EXERCISE.
Extract every line where the string "from" appears.

[Figure data in JSON]
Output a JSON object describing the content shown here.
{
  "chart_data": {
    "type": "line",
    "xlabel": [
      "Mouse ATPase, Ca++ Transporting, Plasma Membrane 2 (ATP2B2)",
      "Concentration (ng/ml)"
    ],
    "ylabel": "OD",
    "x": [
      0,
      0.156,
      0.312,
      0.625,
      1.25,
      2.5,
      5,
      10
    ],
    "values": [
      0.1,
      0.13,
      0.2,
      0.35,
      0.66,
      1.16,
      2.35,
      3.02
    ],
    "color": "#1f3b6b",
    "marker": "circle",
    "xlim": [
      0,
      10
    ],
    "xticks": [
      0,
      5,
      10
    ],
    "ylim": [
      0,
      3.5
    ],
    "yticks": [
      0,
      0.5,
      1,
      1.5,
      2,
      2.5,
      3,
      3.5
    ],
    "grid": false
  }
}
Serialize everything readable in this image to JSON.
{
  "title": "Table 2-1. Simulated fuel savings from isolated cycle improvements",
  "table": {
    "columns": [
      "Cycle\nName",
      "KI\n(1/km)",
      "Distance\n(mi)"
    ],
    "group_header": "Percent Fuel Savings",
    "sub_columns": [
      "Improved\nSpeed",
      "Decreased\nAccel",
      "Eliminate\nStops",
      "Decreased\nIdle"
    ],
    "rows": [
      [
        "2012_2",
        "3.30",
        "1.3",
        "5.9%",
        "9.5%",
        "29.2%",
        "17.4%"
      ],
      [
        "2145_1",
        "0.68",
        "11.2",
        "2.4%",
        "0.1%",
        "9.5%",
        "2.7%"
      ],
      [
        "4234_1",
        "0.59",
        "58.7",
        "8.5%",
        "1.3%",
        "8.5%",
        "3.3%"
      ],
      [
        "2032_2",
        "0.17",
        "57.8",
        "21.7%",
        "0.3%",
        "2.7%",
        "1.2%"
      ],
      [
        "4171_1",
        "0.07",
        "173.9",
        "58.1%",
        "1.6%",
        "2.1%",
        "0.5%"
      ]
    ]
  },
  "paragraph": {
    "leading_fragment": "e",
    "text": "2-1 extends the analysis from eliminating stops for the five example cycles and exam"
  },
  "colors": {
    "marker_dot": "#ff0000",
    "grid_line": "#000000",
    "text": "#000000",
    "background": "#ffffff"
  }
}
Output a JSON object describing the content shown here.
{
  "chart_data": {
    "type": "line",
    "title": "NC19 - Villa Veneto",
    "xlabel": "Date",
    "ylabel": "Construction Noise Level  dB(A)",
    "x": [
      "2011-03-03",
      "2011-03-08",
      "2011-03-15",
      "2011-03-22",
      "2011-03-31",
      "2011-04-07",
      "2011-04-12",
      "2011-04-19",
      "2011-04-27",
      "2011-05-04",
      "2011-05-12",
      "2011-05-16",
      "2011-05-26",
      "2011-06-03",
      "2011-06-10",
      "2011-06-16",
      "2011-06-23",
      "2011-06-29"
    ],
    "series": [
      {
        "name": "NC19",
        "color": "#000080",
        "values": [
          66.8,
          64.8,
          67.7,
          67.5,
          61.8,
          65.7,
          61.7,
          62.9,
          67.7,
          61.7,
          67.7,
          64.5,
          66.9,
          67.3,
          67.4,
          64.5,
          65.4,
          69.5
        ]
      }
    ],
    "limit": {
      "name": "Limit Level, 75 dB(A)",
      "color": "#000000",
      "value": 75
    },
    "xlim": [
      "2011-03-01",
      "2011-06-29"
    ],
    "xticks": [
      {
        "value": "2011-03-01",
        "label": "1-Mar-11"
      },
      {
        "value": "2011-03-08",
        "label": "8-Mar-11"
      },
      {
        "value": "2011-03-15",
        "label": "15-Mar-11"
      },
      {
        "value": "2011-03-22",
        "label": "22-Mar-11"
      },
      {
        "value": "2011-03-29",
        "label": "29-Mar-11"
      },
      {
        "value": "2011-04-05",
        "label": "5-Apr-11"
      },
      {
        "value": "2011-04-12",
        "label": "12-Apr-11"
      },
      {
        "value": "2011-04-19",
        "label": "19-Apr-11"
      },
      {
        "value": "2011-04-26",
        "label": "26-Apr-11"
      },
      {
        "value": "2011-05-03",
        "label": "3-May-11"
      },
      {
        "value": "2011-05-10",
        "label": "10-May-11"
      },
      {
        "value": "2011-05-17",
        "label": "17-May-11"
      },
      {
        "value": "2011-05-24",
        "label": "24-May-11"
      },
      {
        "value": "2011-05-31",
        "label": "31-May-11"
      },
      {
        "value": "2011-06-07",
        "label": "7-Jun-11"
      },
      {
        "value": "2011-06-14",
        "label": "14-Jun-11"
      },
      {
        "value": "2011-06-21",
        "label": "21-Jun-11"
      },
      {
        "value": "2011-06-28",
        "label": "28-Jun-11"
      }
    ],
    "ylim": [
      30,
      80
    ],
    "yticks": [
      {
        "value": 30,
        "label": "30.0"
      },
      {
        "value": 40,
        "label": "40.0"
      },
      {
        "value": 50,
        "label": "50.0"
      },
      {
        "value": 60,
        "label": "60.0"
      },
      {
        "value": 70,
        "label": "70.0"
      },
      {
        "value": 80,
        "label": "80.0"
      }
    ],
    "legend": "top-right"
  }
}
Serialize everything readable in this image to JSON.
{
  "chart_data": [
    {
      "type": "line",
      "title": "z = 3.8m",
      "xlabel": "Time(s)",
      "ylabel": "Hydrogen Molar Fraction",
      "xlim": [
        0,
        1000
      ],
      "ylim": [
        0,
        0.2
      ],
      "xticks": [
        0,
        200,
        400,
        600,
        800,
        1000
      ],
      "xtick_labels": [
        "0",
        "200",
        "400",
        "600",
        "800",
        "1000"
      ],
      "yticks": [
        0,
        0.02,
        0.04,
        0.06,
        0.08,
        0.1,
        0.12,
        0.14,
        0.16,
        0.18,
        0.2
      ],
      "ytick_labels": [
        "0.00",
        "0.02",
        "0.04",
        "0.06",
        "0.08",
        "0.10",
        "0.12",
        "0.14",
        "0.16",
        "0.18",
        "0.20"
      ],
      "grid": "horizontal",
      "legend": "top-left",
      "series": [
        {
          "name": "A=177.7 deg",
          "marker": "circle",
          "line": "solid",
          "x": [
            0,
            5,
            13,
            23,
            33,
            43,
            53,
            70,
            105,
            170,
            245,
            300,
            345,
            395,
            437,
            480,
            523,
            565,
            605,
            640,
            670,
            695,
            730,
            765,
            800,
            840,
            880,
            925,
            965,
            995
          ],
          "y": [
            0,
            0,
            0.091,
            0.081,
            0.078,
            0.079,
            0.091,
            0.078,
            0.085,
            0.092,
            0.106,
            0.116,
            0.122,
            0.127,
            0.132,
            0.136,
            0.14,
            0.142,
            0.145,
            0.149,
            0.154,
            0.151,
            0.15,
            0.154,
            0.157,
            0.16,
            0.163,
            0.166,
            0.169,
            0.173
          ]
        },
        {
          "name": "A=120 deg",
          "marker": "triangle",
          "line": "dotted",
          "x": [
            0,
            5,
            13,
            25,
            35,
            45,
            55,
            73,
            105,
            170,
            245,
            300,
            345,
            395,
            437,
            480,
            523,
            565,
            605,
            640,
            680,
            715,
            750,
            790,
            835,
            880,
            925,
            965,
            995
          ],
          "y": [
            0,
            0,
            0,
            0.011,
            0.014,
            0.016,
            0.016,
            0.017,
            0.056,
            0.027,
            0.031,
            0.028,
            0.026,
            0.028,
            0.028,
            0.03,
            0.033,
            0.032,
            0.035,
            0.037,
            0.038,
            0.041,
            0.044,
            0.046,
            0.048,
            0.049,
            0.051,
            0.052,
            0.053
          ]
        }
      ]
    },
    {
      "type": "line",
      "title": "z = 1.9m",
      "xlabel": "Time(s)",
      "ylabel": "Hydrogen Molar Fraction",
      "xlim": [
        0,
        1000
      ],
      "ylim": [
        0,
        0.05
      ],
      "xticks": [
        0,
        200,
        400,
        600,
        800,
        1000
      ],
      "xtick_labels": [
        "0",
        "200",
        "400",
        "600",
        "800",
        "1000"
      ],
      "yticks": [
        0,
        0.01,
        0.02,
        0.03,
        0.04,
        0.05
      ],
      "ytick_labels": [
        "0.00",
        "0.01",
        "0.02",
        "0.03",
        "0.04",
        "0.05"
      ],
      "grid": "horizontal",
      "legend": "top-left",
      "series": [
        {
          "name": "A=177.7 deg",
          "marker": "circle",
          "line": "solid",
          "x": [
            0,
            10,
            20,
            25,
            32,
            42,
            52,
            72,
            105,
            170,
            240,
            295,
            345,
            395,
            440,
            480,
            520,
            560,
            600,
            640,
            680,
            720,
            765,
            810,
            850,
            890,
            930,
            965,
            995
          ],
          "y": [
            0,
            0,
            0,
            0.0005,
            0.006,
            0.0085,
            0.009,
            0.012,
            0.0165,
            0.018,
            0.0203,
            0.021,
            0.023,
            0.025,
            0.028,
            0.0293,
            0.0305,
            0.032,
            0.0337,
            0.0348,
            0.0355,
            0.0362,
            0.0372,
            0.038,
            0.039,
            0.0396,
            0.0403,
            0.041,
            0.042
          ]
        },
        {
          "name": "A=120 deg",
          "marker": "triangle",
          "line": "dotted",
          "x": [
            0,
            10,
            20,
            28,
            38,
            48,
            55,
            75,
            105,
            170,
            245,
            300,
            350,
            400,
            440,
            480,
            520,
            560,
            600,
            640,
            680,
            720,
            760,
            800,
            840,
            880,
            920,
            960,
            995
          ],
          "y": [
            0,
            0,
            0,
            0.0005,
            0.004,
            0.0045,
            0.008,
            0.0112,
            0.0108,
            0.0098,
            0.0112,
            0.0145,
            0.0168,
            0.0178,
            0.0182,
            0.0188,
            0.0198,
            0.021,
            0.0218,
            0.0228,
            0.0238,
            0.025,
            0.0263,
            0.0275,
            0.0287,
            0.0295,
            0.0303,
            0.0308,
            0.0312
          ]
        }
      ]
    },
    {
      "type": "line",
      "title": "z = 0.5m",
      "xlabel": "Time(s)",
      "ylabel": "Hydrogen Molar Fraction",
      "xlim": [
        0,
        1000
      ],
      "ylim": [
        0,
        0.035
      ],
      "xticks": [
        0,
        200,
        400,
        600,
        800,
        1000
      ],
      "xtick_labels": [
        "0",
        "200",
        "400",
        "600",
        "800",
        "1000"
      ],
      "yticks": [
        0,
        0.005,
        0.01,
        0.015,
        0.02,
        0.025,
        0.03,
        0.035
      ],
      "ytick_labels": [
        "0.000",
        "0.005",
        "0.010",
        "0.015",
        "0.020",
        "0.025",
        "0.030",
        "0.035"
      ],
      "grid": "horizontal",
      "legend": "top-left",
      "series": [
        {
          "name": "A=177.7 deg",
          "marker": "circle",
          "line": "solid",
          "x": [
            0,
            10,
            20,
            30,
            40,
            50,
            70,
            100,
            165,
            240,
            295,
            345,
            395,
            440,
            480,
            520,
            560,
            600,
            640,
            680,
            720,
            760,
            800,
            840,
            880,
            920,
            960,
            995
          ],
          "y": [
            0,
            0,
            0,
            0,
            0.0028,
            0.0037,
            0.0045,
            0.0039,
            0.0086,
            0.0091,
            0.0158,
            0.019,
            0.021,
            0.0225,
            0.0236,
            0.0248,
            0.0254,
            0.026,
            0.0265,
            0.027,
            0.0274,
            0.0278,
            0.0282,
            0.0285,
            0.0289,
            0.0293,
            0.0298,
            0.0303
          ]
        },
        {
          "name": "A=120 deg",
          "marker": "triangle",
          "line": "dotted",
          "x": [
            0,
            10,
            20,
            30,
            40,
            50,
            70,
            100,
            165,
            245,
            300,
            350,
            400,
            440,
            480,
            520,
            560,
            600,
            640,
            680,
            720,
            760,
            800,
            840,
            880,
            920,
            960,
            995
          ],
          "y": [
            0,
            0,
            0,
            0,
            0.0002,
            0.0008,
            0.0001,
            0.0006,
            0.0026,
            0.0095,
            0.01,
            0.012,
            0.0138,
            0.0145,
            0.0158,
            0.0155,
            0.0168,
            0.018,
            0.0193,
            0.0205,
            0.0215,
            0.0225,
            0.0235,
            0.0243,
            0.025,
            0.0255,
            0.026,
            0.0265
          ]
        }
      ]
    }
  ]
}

ANSWER IN FULL.
  "title": "Table 2-1. Simulated fuel savings from isolated cycle improvements",
    "text": "2-1 extends the analysis from eliminating stops for the five example cycles and exam"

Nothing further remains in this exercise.